**Given instruction:**
Gather all lines from the material that contain the word "περιστροφής".

Data records start

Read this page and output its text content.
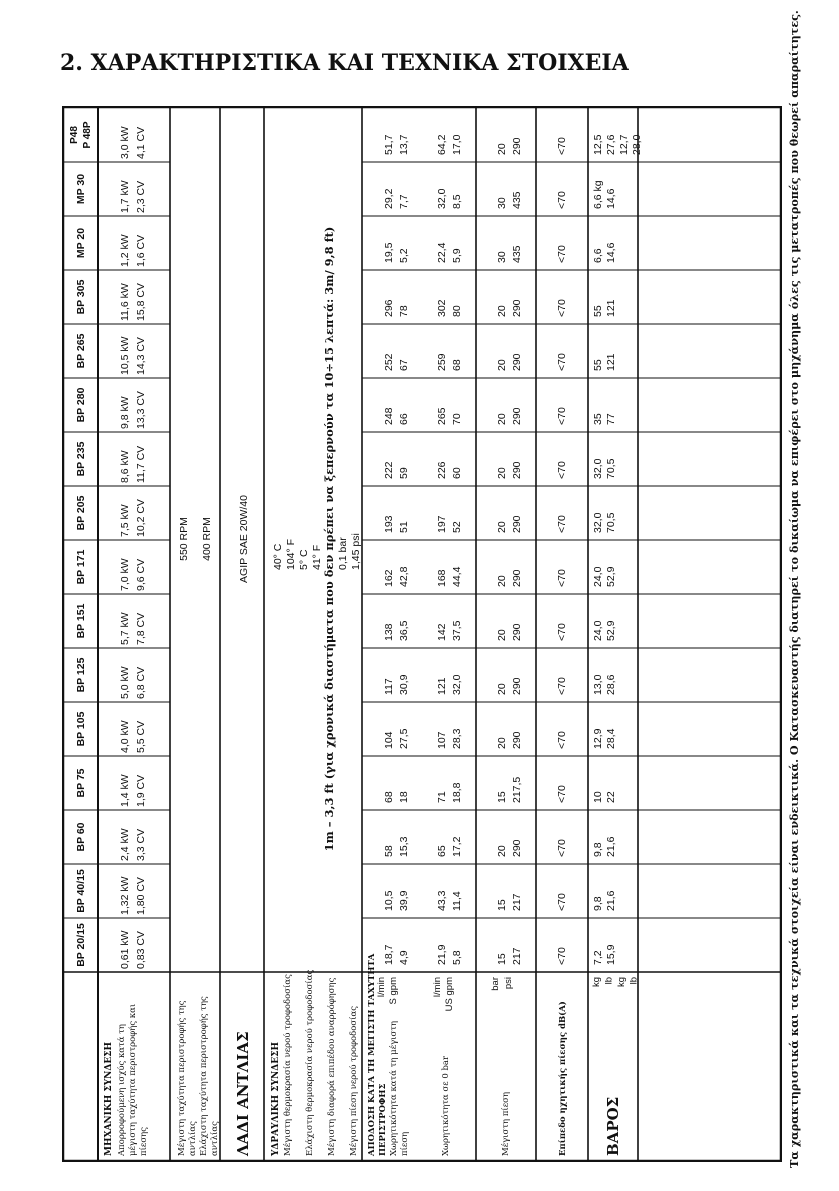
2. ΧΑΡΑΚΤΗΡΙΣΤΙΚΑ ΚΑΙ ΤΕΧΝΙΚΑ ΣΤΟΙΧΕΙΑ
BP 20/15
BP 40/15
BP 60
BP 75
BP 105
BP 125
BP 151
BP 171
BP 205
BP 235
BP 280
BP 265
BP 305
MP 20
MP 30
P48 P 48P
ΜΗΧΑΝΙΚΗ ΣΥΝΔΕΣΗ Απορροφούμενη ισχύς κατά τη μέγιστη ταχύτητα περιστροφής και πίεσης
0,61 kW
1,32 kW
2,4 kW
1,4 kW
4,0 kW
5,0 kW
5,7 kW
7,0 kW
7,5 kW
8,6 kW
9,8 kW
10,5 kW
11,6 kW
1,2 kW
1,7 kW
3,0 kW
0,83 CV
1,80 CV
3,3 CV
1,9 CV
5,5 CV
6,8 CV
7,8 CV
9,6 CV
10,2 CV
11,7 CV
13,3 CV
14,3 CV
15,8 CV
1,6 CV
2,3 CV
4,1 CV
Μέγιστη ταχύτητα περιστροφής της αντλίας Ελάχιστη ταχύτητα περιστροφής της αντλίας
550 RPM 400 RPM
ΛΑΔΙ ΑΝΤΛΙΑΣ
AGIP SAE 20W/40
ΥΔΡΑΥΛΙΚΗ ΣΥΝΔΕΣΗ Μέγιστη θερμοκρασία νερού τροφοδοσίας Ελάχιστη θερμοκρασία νερού τροφοδοσίας Μέγιστη διαφορά επιπέδου αναρρόφησης Μέγιστη πίεση νερού τροφοδοσίας
40° C 104° F 5° C 41° F 1m – 3,3 ft (για χρονικά διαστήματα που δεν πρέπει να ξεπερνούν τα 10÷15 λεπτά: 3m/ 9,8 ft) 0,1 bar 1,45 psi
ΑΠΟΔΟΣΗ ΚΑΤΑ ΤΗ ΜΕΓΙΣΤΗ ΤΑΧΥΤΗΤΑ ΠΕΡΙΣΤΡΟΦΗΣ Χωρητικότητα κατά τη μέγιστη πίεση
l/min S gpm
18,7
10,5
58
68
104
117
138
162
193
222
248
252
296
19,5
29,2
51,7
4,9
39,9
15,3
18
27,5
30,9
36,5
42,8
51
59
66
67
78
5,2
7,7
13,7
Χωρητικότητα σε 0 bar
l/min US gpm
21,9
43,3
65
71
107
121
142
168
197
226
265
259
302
22,4
32,0
64,2
5,8
11,4
17,2
18,8
28,3
32,0
37,5
44,4
52
60
70
68
80
5,9
8,5
17,0
Μέγιστη πίεση
bar psi
15
15
20
15
20
20
20
20
20
20
20
20
20
30
30
20
217
217
290
217,5
290
290
290
290
290
290
290
290
290
435
435
290
Επίπεδο ηχητικής πίεσης dB(A)
<70
<70
<70
<70
<70
<70
<70
<70
<70
<70
<70
<70
<70
<70
<70
<70
ΒΑΡΟΣ
kg lb kg lb
7,2 15,9
9,8 21,6
9,8 21,6
10 22
12,9 28,4
13,0 28,6
24,0 52,9
24,0 52,9
32,0 70,5
32,0 70,5
35 77
55 121
55 121
6,6 14,6
6,6 kg 14,6
12,5 27,6 12,7 28,0	Τα χαρακτηριστικά και τα τεχνικά στοιχεία είναι ενδεικτικά. Ο Κατασκευαστής διατηρεί το δικαίωμα να επιφέρει στο μηχάνημα όλες τις μετατροπές που θεωρεί απαραίτητες.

Data records end

**Full answer:**
ΜΗΧΑΝΙΚΗ ΣΥΝΔΕΣΗ Απορροφούμενη ισχύς κατά τη μέγιστη ταχύτητα περιστροφής και πίεσης
Μέγιστη ταχύτητα περιστροφής της αντλίας Ελάχιστη ταχύτητα περιστροφής της αντλίας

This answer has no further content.